Stated task: From the listing below, extract each line containing the string "biologiya".

Data excerpts:
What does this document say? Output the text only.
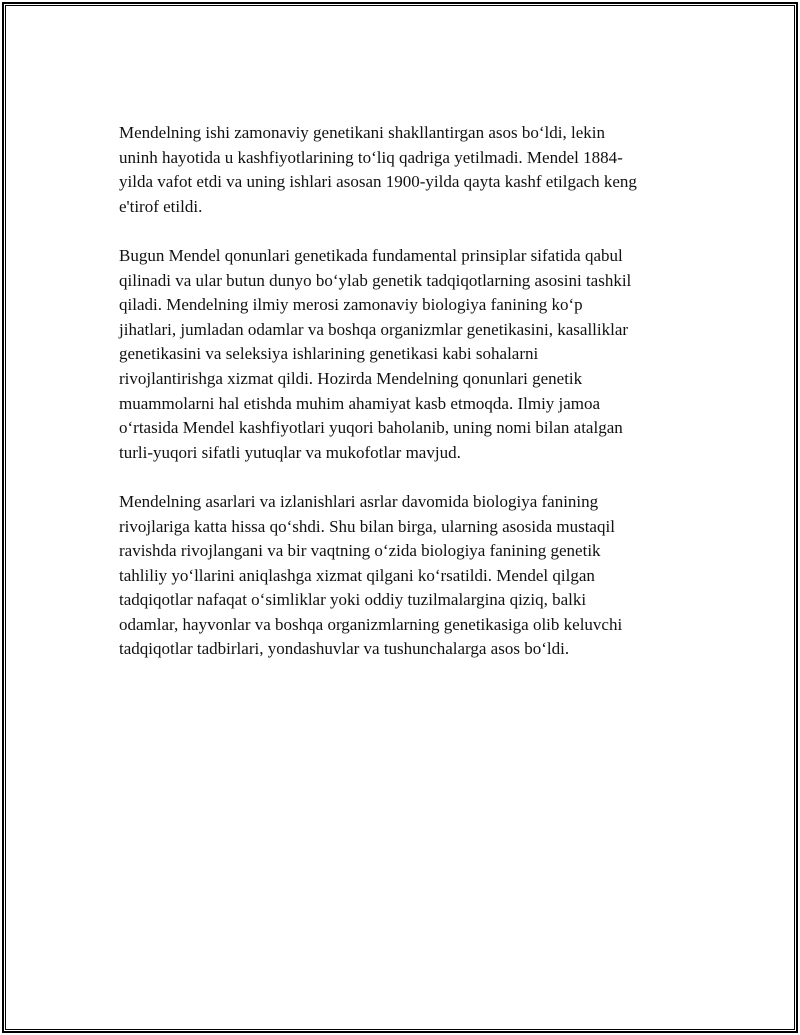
Mendelning ishi zamonaviy genetikani shakllantirgan asos bo‘ldi, lekin
uninh hayotida u kashfiyotlarining to‘liq qadriga yetilmadi. Mendel 1884-
yilda vafot etdi va uning ishlari asosan 1900-yilda qayta kashf etilgach keng
e'tirof etildi.

Bugun Mendel qonunlari genetikada fundamental prinsiplar sifatida qabul
qilinadi va ular butun dunyo bo‘ylab genetik tadqiqotlarning asosini tashkil
qiladi. Mendelning ilmiy merosi zamonaviy biologiya fanining ko‘p
jihatlari, jumladan odamlar va boshqa organizmlar genetikasini, kasalliklar
genetikasini va seleksiya ishlarining genetikasi kabi sohalarni
rivojlantirishga xizmat qildi. Hozirda Mendelning qonunlari genetik
muammolarni hal etishda muhim ahamiyat kasb etmoqda. Ilmiy jamoa
o‘rtasida Mendel kashfiyotlari yuqori baholanib, uning nomi bilan atalgan
turli-yuqori sifatli yutuqlar va mukofotlar mavjud.

Mendelning asarlari va izlanishlari asrlar davomida biologiya fanining
rivojlariga katta hissa qo‘shdi. Shu bilan birga, ularning asosida mustaqil
ravishda rivojlangani va bir vaqtning o‘zida biologiya fanining genetik
tahliliy yo‘llarini aniqlashga xizmat qilgani ko‘rsatildi. Mendel qilgan
tadqiqotlar nafaqat o‘simliklar yoki oddiy tuzilmalargina qiziq, balki
odamlar, hayvonlar va boshqa organizmlarning genetikasiga olib keluvchi
tadqiqotlar tadbirlari, yondashuvlar va tushunchalarga asos bo‘ldi.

Correct result:
qiladi. Mendelning ilmiy merosi zamonaviy biologiya fanining ko‘p
Mendelning asarlari va izlanishlari asrlar davomida biologiya fanining
ravishda rivojlangani va bir vaqtning o‘zida biologiya fanining genetik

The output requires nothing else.